### OBJECTIVE
Search the material for the word "jalapeno" and report each line where it turns up.

### DATASET CONTENT
──────────────────────────────
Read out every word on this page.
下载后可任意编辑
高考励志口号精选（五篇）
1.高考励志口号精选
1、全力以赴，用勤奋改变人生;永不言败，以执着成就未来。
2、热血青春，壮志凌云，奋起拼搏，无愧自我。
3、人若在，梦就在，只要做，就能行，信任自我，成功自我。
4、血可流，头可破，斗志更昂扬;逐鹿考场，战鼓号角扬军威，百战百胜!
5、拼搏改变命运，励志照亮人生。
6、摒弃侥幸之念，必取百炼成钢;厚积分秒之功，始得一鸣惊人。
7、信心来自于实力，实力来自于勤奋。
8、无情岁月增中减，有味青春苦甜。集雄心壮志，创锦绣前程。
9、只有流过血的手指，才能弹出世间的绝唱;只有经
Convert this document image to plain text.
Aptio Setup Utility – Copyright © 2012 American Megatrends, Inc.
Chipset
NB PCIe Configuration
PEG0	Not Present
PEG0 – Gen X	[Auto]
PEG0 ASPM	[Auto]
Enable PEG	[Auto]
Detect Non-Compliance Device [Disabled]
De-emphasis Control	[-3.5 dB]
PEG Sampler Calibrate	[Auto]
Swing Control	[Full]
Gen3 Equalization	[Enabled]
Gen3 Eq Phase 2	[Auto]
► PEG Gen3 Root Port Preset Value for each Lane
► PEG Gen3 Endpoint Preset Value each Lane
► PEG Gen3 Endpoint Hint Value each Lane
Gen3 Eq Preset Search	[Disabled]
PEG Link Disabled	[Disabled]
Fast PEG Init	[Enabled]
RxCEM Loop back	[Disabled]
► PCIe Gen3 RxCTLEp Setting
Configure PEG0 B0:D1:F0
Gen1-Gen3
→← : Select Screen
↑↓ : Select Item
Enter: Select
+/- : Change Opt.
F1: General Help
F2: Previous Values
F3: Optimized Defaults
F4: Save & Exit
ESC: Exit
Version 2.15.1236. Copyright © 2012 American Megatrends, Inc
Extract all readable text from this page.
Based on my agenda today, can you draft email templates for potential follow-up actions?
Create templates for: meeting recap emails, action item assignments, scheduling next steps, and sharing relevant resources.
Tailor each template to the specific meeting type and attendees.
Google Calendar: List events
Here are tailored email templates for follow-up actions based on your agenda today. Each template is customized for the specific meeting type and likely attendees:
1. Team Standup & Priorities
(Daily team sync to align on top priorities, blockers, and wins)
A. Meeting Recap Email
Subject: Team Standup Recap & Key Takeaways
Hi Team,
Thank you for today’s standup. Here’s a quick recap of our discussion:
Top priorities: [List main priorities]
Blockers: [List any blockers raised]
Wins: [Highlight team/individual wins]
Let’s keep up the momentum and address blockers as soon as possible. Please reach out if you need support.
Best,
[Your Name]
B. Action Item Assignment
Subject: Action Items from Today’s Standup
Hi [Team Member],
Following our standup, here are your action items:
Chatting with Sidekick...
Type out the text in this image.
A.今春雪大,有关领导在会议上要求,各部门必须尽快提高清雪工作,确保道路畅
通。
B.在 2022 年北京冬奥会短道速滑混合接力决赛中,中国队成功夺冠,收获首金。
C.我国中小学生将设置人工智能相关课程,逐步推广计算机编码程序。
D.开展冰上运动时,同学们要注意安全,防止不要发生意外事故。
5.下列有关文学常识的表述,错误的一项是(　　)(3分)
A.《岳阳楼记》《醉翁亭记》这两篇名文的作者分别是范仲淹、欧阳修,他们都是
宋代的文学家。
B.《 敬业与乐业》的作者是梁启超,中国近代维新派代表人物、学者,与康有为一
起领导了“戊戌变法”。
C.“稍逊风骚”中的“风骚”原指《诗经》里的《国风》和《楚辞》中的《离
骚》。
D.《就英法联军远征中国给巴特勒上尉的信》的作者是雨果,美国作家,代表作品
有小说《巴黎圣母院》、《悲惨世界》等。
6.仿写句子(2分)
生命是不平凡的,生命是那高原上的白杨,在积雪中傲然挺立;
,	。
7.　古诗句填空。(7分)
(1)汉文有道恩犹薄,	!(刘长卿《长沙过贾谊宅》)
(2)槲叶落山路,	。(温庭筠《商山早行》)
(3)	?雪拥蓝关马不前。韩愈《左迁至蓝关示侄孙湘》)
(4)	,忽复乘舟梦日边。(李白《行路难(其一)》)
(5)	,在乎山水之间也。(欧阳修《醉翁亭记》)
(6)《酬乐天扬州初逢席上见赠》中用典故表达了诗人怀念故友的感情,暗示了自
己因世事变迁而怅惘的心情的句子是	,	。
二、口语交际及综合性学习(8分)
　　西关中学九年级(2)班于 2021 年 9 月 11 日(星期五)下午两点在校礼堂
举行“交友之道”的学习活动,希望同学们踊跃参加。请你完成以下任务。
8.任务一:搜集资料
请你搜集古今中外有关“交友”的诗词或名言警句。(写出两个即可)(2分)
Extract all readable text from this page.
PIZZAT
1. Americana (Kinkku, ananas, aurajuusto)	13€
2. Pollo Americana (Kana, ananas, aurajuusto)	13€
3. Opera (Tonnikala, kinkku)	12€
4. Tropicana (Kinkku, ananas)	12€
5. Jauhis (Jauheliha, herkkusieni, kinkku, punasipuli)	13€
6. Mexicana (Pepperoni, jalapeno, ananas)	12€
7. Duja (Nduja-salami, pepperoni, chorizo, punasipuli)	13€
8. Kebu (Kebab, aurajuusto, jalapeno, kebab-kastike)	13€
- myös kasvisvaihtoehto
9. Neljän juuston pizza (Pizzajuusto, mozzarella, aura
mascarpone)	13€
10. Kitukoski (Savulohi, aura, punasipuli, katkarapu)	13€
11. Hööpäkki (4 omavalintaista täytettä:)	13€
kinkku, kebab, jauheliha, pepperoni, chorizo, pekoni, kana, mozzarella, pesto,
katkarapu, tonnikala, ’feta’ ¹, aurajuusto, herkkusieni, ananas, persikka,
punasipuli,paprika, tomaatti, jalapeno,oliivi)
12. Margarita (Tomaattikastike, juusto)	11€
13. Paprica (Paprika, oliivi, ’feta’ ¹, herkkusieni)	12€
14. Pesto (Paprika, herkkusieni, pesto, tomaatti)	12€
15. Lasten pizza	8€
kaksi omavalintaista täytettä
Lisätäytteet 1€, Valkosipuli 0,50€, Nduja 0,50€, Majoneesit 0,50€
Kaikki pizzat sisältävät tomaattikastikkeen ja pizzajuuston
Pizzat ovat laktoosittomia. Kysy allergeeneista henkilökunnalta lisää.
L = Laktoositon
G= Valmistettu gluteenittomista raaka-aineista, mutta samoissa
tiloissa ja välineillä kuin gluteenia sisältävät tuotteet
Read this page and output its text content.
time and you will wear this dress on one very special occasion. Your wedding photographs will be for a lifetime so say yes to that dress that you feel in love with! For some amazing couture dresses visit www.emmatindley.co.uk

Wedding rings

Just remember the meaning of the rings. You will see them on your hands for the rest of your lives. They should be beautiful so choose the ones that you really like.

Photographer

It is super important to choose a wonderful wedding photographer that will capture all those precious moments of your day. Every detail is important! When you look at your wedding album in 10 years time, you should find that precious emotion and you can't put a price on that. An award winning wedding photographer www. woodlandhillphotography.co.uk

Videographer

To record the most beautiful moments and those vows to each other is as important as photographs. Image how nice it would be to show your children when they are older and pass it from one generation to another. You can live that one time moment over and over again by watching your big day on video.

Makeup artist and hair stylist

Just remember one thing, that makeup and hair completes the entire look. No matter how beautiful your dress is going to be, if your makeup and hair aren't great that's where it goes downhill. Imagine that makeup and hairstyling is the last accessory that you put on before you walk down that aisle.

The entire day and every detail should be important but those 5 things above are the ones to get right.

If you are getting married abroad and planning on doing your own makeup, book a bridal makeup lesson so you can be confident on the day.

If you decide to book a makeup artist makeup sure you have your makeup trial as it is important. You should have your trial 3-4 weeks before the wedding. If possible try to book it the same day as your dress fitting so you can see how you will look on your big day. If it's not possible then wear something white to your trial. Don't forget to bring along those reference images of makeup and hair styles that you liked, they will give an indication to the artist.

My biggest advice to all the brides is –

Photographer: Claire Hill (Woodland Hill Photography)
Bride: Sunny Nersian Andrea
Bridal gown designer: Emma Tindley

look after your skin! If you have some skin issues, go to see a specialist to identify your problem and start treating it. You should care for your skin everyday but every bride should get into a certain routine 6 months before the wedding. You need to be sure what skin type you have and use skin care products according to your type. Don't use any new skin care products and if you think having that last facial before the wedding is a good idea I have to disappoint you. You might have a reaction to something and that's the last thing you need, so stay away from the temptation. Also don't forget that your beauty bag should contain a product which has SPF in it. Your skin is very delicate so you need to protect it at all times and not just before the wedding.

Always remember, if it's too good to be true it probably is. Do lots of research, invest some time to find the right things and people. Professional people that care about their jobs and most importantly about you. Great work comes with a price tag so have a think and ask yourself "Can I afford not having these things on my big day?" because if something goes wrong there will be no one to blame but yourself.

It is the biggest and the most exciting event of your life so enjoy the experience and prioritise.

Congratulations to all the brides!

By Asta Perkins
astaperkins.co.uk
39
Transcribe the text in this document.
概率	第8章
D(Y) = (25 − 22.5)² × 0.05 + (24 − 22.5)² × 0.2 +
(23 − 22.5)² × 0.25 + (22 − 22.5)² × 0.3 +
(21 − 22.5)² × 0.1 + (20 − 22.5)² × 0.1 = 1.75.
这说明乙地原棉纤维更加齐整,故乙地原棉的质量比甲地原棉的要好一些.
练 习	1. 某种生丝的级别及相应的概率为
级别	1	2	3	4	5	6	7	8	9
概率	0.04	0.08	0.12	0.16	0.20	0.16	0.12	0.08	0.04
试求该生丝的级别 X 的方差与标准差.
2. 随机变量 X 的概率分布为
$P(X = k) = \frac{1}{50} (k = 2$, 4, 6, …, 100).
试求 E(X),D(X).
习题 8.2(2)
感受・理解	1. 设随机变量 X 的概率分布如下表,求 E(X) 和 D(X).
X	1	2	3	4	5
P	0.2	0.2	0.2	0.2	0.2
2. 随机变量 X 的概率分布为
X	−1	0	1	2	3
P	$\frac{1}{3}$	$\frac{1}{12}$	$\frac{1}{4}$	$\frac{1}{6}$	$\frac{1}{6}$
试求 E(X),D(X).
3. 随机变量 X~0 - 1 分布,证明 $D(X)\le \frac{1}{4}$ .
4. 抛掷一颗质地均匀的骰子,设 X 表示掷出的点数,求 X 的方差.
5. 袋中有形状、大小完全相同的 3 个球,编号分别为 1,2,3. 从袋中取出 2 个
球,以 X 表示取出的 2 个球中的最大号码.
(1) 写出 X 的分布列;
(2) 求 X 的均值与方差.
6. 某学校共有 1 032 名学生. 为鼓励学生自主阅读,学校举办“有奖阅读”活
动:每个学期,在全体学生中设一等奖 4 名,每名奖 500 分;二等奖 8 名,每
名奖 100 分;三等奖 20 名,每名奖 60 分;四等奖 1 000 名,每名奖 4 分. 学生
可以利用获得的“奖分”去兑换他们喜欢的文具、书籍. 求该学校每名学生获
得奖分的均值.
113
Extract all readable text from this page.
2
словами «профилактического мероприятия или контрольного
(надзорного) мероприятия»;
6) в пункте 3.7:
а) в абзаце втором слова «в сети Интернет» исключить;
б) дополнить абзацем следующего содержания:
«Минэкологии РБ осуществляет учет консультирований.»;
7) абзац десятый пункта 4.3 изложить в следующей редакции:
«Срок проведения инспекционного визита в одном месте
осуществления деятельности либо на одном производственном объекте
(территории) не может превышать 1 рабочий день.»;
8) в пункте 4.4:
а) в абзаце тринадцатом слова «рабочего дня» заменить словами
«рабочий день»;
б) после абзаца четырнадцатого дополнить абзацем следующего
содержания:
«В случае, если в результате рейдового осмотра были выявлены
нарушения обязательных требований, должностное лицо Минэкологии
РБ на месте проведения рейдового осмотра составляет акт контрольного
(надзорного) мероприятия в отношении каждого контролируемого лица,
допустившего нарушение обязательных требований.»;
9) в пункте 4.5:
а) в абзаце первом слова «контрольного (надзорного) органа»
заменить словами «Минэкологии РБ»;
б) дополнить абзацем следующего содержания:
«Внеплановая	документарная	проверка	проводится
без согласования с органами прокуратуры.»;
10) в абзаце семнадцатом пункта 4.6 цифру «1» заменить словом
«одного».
──────────────────────────────
### REPLY
6. Mexicana (Pepperoni, jalapeno, ananas)	12€
8. Kebu (Kebab, aurajuusto, jalapeno, kebab-kastike)	13€
punasipuli,paprika, tomaatti, jalapeno,oliivi)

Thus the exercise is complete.